--- ENTRIES SUPPLIED ---
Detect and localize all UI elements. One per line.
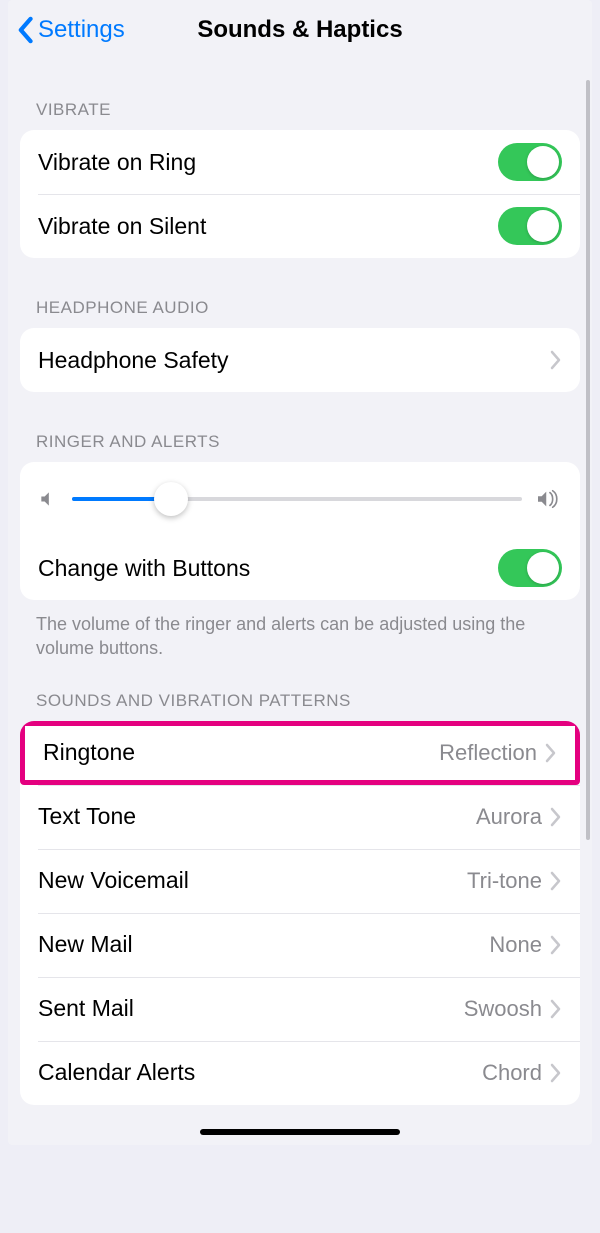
row-label: New Voicemail	[38, 867, 467, 894]
navbar: Settings Sounds & Haptics	[8, 0, 592, 60]
row-headphone-safety[interactable]: Headphone Safety	[20, 328, 580, 392]
volume-high-icon	[536, 488, 562, 510]
chevron-right-icon	[545, 743, 557, 763]
toggle-vibrate-on-ring[interactable]	[498, 143, 562, 181]
toggle-change-with-buttons[interactable]	[498, 549, 562, 587]
row-value: Reflection	[439, 740, 537, 766]
row-vibrate-on-silent[interactable]: Vibrate on Silent	[20, 194, 580, 258]
section-header-ringer: RINGER AND ALERTS	[8, 392, 592, 462]
group-patterns: RingtoneReflectionText ToneAuroraNew Voi…	[20, 721, 580, 1105]
section-header-vibrate: VIBRATE	[8, 60, 592, 130]
home-indicator	[200, 1129, 400, 1135]
group-vibrate: Vibrate on Ring Vibrate on Silent	[20, 130, 580, 258]
section-header-patterns: SOUNDS AND VIBRATION PATTERNS	[8, 665, 592, 721]
section-header-headphone: HEADPHONE AUDIO	[8, 258, 592, 328]
volume-slider[interactable]	[72, 497, 522, 501]
row-value: None	[489, 932, 542, 958]
row-sent-mail[interactable]: Sent MailSwoosh	[20, 977, 580, 1041]
row-calendar-alerts[interactable]: Calendar AlertsChord	[20, 1041, 580, 1105]
row-value: Chord	[482, 1060, 542, 1086]
row-volume-slider	[20, 462, 580, 536]
row-label: Vibrate on Silent	[38, 213, 498, 240]
row-label: New Mail	[38, 931, 489, 958]
row-new-voicemail[interactable]: New VoicemailTri-tone	[20, 849, 580, 913]
back-button[interactable]: Settings	[16, 16, 125, 44]
slider-thumb[interactable]	[154, 482, 188, 516]
back-label: Settings	[38, 16, 125, 44]
row-change-with-buttons[interactable]: Change with Buttons	[20, 536, 580, 600]
chevron-right-icon	[550, 999, 562, 1019]
row-value: Aurora	[476, 804, 542, 830]
row-label: Sent Mail	[38, 995, 464, 1022]
settings-screen: Settings Sounds & Haptics VIBRATE Vibrat…	[8, 0, 592, 1145]
row-label: Ringtone	[43, 739, 439, 766]
row-value: Tri-tone	[467, 868, 542, 894]
chevron-right-icon	[550, 1063, 562, 1083]
row-label: Text Tone	[38, 803, 476, 830]
chevron-right-icon	[550, 350, 562, 370]
row-new-mail[interactable]: New MailNone	[20, 913, 580, 977]
chevron-right-icon	[550, 935, 562, 955]
chevron-right-icon	[550, 807, 562, 827]
row-value: Swoosh	[464, 996, 542, 1022]
chevron-left-icon	[16, 16, 34, 44]
row-vibrate-on-ring[interactable]: Vibrate on Ring	[20, 130, 580, 194]
scroll-indicator	[586, 80, 590, 840]
row-ringtone[interactable]: RingtoneReflection	[20, 721, 580, 785]
row-label: Change with Buttons	[38, 555, 498, 582]
group-ringer: Change with Buttons	[20, 462, 580, 600]
row-text-tone[interactable]: Text ToneAurora	[20, 785, 580, 849]
chevron-right-icon	[550, 871, 562, 891]
group-headphone: Headphone Safety	[20, 328, 580, 392]
volume-low-icon	[38, 489, 58, 509]
row-label: Headphone Safety	[38, 347, 550, 374]
row-label: Vibrate on Ring	[38, 149, 498, 176]
row-label: Calendar Alerts	[38, 1059, 482, 1086]
footer-note-ringer: The volume of the ringer and alerts can …	[8, 600, 592, 665]
toggle-vibrate-on-silent[interactable]	[498, 207, 562, 245]
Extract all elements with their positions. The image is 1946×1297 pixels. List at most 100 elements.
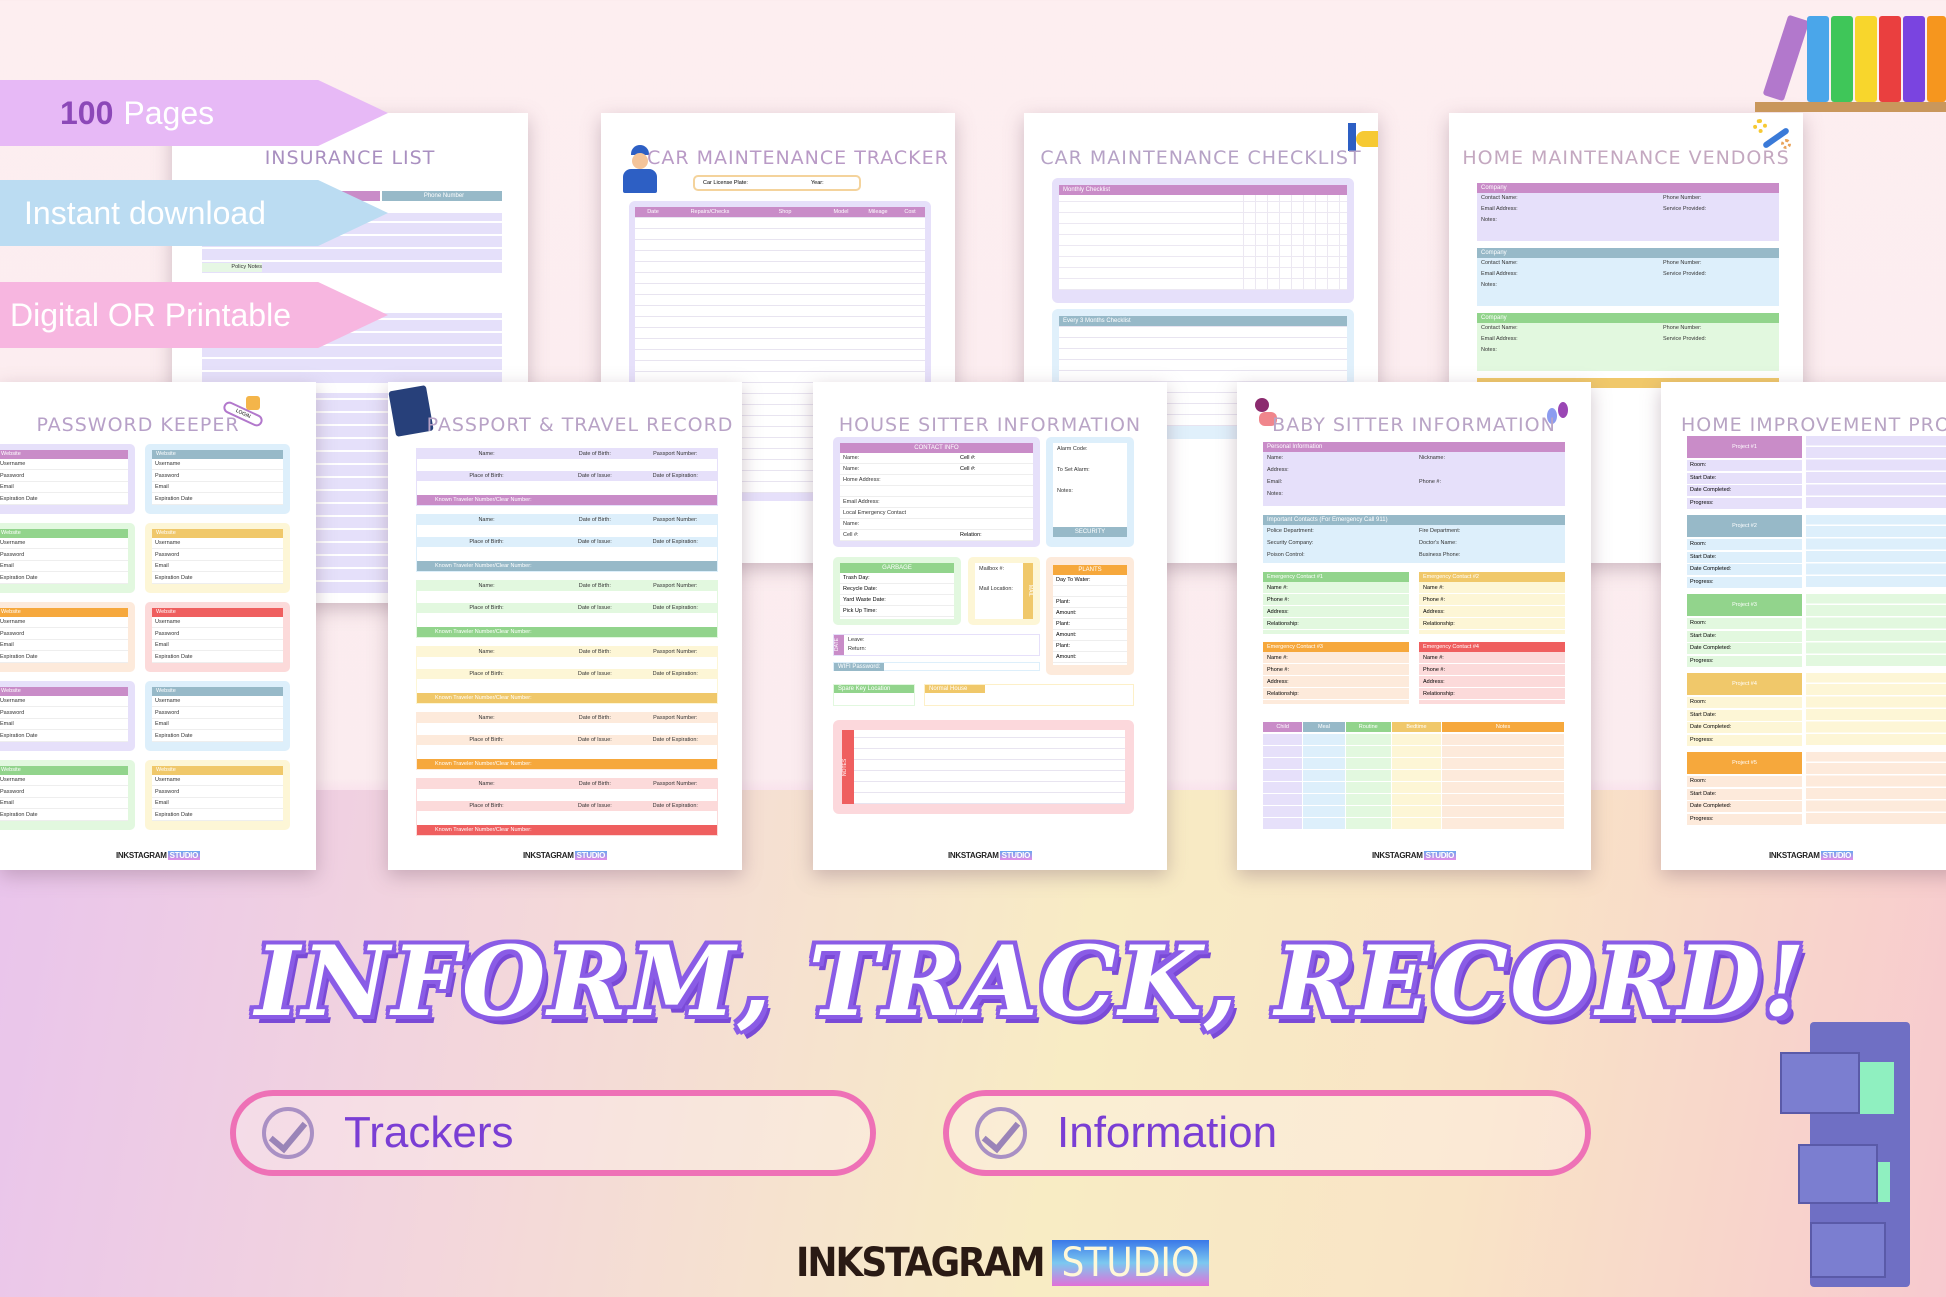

--- EXERCISE GOAL ---
Arrange every line of the records above as a Markdown table with the columns "No." and "Line text," numbering the rows in order and omitting blank lines. Leave the pictures out of the table.

--- REPLY TO THE EXERCISE ---
| No. | Line text |
|---|---|
| 1 | Detect and localize all UI elements. One per line. |
| 2 | row-label: New Voicemail	[38, 867, 467, 894] |
| 3 | navbar: Settings Sounds & Haptics	[8, 0, 592, 60] |
| 4 | row-headphone-safety[interactable]: Headphone Safety	[20, 328, 580, 392] |
| 5 | volume-high-icon	[536, 488, 562, 510] |
| 6 | chevron-right-icon	[545, 743, 557, 763] |
| 7 | toggle-vibrate-on-ring[interactable]	[498, 143, 562, 181] |
| 8 | toggle-change-with-buttons[interactable]	[498, 549, 562, 587] |
| 9 | row-value: Reflection	[439, 740, 537, 766] |
| 10 | row-vibrate-on-silent[interactable]: Vibrate on Silent	[20, 194, 580, 258] |
| 11 | section-header-ringer: RINGER AND ALERTS	[8, 392, 592, 462] |
| 12 | group-patterns: RingtoneReflectionText ToneAuroraNew Voi…	[20, 721, 580, 1105] |
| 13 | section-header-vibrate: VIBRATE	[8, 60, 592, 130] |
| 14 | home-indicator	[200, 1129, 400, 1135] |
| 15 | group-vibrate: Vibrate on Ring Vibrate on Silent	[20, 130, 580, 258] |
| 16 | section-header-patterns: SOUNDS AND VIBRATION PATTERNS	[8, 665, 592, 721] |
| 17 | section-header-headphone: HEADPHONE AUDIO	[8, 258, 592, 328] |
| 18 | volume-slider[interactable]	[72, 497, 522, 501] |
| 19 | row-value: None	[489, 932, 542, 958] |
| 20 | row-sent-mail[interactable]: Sent MailSwoosh	[20, 977, 580, 1041] |
| 21 | row-calendar-alerts[interactable]: Calendar AlertsChord	[20, 1041, 580, 1105] |
| 22 | row-value: Chord	[482, 1060, 542, 1086] |
| 23 | row-volume-slider	[20, 462, 580, 536] |
| 24 | row-label: Vibrate on Silent	[38, 213, 498, 240] |
| 25 | row-label: New Mail	[38, 931, 489, 958] |
| 26 | row-new-voicemail[interactable]: New VoicemailTri-tone	[20, 849, 580, 913] |
| 27 | back-button[interactable]: Settings	[16, 16, 125, 44] |
| 28 | slider-thumb[interactable]	[154, 482, 188, 516] |
| 29 | back-label: Settings	[38, 16, 125, 44] |
| 30 | row-change-with-buttons[interactable]: Change with Buttons	[20, 536, 580, 600] |
| 31 | chevron-right-icon	[550, 999, 562, 1019] |
| 32 | row-value: Aurora	[476, 804, 542, 830] |
| 33 | row-label: Sent Mail	[38, 995, 464, 1022] |
| 34 | settings-screen: Settings Sounds & Haptics VIBRATE Vibrat…	[8, 0, 592, 1145] |
| 35 | row-label: Ringtone	[43, 739, 439, 766] |
| 36 | row-value: Tri-tone	[467, 868, 542, 894] |
| 37 | chevron-right-icon	[550, 1063, 562, 1083] |
| 38 | row-label: Text Tone	[38, 803, 476, 830] |
| 39 | chevron-right-icon	[550, 350, 562, 370] |
| 40 | row-new-mail[interactable]: New MailNone	[20, 913, 580, 977] |
| 41 | chevron-right-icon	[550, 935, 562, 955] |
| 42 | chevron-right-icon	[550, 807, 562, 827] |
| 43 | row-value: Swoosh	[464, 996, 542, 1022] |
| 44 | chevron-left-icon	[16, 16, 34, 44] |
| 45 | row-vibrate-on-ring[interactable]: Vibrate on Ring	[20, 130, 580, 194] |
| 46 | scroll-indicator	[586, 80, 590, 840] |
| 47 | row-ringtone[interactable]: RingtoneReflection	[20, 721, 580, 785] |
| 48 | row-label: Change with Buttons	[38, 555, 498, 582] |
| 49 | group-ringer: Change with Buttons	[20, 462, 580, 600] |
| 50 | row-text-tone[interactable]: Text ToneAurora	[20, 785, 580, 849] |
| 51 | chevron-right-icon	[550, 871, 562, 891] |
| 52 | group-headphone: Headphone Safety	[20, 328, 580, 392] |
| 53 | volume-low-icon	[38, 489, 58, 509] |
| 54 | row-label: Headphone Safety	[38, 347, 550, 374] |
| 55 | row-label: Vibrate on Ring	[38, 149, 498, 176] |
| 56 | row-label: Calendar Alerts	[38, 1059, 482, 1086] |
| 57 | footer-note-ringer: The volume of the ringer and alerts can …	[8, 600, 592, 665] |
| 58 | toggle-vibrate-on-silent[interactable]	[498, 207, 562, 245] |
| 59 | Extract all elements with their positions. The image is 1946×1297 pixels. List at most 100 elements. |